SET TASK:
Only the lines from the line holding "Parse this screenshot: output" through the final line of the entries below are to be returned, exactly as they stand.

Source records:
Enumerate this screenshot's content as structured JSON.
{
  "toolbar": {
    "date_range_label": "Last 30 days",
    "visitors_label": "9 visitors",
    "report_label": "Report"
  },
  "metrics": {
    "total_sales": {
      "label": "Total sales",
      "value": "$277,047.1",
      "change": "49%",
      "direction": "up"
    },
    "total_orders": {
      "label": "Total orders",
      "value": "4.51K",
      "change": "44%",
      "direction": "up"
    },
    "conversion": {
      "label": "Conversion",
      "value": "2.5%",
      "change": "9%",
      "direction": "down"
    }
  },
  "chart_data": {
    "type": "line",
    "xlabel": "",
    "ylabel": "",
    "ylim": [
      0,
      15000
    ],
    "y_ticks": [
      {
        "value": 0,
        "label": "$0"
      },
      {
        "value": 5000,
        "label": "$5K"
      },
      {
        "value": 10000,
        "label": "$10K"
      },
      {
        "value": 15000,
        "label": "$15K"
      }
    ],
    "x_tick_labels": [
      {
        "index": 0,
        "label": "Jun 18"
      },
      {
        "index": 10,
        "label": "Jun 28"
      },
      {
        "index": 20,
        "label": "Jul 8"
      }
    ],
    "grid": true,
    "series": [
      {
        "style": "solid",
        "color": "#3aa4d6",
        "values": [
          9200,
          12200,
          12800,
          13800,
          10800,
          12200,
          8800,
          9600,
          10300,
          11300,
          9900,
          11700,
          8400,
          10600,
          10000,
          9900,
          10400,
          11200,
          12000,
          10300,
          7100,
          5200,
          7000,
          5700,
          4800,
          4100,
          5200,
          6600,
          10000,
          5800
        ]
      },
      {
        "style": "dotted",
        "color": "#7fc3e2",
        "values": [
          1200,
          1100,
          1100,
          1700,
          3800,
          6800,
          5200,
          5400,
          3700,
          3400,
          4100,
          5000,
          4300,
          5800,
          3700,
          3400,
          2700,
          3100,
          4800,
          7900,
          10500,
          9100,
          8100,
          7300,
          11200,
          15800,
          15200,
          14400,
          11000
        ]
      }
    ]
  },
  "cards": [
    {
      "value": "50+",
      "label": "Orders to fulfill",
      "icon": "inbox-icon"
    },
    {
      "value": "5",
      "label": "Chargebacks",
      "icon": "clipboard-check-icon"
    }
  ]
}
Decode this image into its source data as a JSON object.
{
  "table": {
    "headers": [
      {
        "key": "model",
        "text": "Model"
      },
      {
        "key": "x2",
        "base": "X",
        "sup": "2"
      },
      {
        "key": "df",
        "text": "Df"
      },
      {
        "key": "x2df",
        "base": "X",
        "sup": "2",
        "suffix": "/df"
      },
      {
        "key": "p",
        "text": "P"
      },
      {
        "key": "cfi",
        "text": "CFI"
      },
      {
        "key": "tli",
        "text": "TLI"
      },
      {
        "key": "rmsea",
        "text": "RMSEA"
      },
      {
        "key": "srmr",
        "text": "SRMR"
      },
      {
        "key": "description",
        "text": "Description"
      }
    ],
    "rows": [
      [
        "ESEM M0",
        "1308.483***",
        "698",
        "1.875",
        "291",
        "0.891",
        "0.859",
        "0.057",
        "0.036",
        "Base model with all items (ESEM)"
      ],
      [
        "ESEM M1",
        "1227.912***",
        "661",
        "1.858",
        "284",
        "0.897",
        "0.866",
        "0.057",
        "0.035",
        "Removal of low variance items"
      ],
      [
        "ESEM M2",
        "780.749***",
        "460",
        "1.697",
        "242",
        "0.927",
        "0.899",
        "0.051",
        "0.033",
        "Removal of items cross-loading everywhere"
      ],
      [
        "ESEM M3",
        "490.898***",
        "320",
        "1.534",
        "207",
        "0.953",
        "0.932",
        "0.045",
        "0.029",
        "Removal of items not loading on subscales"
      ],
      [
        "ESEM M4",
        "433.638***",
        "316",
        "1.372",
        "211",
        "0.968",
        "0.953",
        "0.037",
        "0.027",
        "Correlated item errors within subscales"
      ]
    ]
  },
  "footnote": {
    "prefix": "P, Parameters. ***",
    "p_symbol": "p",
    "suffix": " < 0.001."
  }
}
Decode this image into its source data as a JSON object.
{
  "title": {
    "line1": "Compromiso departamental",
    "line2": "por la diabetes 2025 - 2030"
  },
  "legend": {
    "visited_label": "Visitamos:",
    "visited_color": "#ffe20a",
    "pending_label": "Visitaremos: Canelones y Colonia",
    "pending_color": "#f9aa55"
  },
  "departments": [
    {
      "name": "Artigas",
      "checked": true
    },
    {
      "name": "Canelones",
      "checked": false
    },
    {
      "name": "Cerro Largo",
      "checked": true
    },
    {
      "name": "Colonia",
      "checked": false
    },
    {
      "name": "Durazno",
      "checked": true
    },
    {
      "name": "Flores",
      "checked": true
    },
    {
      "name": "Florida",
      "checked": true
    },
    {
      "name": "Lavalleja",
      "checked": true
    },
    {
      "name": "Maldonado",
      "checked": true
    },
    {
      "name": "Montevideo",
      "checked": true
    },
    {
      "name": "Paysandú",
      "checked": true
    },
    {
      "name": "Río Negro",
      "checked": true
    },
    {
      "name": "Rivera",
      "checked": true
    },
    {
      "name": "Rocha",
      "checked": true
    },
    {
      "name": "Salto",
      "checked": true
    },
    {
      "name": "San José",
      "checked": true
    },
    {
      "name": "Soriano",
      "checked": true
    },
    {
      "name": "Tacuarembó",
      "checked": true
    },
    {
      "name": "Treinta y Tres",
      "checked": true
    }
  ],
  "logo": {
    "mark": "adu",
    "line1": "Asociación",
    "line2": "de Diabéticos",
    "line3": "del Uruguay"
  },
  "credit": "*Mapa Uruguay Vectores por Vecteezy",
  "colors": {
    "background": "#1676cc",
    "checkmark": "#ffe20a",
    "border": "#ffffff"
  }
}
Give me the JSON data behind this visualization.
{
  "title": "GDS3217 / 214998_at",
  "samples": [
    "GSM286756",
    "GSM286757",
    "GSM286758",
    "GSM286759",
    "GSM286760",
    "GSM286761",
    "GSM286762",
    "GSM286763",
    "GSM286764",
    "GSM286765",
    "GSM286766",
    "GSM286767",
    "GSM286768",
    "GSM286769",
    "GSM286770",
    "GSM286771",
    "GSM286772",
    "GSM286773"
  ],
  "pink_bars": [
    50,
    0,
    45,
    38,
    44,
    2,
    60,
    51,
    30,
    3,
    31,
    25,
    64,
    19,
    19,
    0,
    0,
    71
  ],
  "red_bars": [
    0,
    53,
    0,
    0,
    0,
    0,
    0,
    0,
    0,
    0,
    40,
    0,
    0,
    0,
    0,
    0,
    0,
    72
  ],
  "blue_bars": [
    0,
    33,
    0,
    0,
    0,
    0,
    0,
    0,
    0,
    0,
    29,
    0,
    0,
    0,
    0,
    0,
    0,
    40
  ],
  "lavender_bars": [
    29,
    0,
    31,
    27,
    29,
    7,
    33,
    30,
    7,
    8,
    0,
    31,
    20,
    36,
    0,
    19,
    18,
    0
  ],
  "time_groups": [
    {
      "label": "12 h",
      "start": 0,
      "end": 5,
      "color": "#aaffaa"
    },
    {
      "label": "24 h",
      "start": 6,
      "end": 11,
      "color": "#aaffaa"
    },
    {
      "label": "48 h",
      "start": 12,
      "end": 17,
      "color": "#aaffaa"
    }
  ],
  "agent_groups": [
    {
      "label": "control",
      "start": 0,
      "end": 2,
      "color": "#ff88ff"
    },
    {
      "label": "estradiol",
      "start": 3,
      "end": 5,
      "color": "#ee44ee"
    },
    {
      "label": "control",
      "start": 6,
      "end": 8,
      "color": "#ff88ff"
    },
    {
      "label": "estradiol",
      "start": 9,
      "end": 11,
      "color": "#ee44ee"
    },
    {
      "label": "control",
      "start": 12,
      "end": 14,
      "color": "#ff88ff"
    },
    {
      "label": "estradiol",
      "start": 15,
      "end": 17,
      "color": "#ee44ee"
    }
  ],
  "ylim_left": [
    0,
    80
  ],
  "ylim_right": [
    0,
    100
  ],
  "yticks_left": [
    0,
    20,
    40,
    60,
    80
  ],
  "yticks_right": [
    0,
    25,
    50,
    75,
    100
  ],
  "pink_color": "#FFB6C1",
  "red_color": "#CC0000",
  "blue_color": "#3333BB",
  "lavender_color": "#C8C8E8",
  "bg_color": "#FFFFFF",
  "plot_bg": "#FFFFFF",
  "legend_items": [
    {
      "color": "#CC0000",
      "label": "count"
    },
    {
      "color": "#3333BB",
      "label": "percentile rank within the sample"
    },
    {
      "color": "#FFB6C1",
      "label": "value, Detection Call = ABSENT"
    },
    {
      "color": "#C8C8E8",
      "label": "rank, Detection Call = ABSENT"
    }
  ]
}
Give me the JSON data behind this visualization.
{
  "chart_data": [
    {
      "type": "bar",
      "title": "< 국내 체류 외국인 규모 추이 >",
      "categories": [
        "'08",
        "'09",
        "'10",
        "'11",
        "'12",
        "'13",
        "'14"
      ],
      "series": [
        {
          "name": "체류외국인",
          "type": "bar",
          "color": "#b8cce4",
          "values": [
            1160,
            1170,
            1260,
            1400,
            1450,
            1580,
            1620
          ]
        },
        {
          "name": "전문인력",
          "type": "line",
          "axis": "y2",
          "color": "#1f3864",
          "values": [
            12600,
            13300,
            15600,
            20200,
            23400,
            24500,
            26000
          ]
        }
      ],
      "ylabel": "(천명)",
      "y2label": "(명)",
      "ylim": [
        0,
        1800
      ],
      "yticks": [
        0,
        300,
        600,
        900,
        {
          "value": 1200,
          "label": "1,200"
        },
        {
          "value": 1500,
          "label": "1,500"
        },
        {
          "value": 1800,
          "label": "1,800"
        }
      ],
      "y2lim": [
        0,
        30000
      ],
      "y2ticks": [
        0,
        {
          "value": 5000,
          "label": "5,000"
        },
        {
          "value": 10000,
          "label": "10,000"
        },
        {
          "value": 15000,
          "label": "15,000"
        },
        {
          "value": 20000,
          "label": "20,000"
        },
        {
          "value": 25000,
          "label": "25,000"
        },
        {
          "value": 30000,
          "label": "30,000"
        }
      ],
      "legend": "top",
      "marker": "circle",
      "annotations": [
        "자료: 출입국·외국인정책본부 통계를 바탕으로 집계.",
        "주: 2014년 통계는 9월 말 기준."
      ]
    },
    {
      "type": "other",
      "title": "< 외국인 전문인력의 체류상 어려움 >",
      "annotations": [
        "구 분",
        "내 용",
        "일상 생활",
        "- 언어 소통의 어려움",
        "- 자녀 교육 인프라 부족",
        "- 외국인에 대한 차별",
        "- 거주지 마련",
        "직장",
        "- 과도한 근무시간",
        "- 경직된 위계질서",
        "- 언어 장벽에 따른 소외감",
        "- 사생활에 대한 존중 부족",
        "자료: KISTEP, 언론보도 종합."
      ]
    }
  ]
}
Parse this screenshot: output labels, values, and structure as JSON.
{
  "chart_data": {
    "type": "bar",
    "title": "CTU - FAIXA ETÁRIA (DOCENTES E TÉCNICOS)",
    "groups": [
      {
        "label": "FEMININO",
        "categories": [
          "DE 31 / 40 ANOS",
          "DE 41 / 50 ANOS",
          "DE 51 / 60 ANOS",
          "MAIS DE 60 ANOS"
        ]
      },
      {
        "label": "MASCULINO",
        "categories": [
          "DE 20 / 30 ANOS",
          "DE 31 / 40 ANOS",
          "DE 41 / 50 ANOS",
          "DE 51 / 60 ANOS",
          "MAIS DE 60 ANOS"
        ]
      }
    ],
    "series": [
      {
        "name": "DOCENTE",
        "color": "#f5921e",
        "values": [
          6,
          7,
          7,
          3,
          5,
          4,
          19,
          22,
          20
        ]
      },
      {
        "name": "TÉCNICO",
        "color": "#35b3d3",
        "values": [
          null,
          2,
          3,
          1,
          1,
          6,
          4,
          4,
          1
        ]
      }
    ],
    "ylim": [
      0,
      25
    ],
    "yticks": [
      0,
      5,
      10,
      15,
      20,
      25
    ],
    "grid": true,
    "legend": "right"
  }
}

THE ANSWER:
Parse this screenshot: output labels, values, and structure as JSON.
{
  "chart_data": {
    "type": "bar",
    "title": "CTU - FAIXA ETÁRIA (DOCENTES E TÉCNICOS)",
    "groups": [
      {
        "label": "FEMININO",
        "categories": [
          "DE 31 / 40 ANOS",
          "DE 41 / 50 ANOS",
          "DE 51 / 60 ANOS",
          "MAIS DE 60 ANOS"
        ]
      },
      {
        "label": "MASCULINO",
        "categories": [
          "DE 20 / 30 ANOS",
          "DE 31 / 40 ANOS",
          "DE 41 / 50 ANOS",
          "DE 51 / 60 ANOS",
          "MAIS DE 60 ANOS"
        ]
      }
    ],
    "series": [
      {
        "name": "DOCENTE",
        "color": "#f5921e",
        "values": [
          6,
          7,
          7,
          3,
          5,
          4,
          19,
          22,
          20
        ]
      },
      {
        "name": "TÉCNICO",
        "color": "#35b3d3",
        "values": [
          null,
          2,
          3,
          1,
          1,
          6,
          4,
          4,
          1
        ]
      }
    ],
    "ylim": [
      0,
      25
    ],
    "yticks": [
      0,
      5,
      10,
      15,
      20,
      25
    ],
    "grid": true,
    "legend": "right"
  }
}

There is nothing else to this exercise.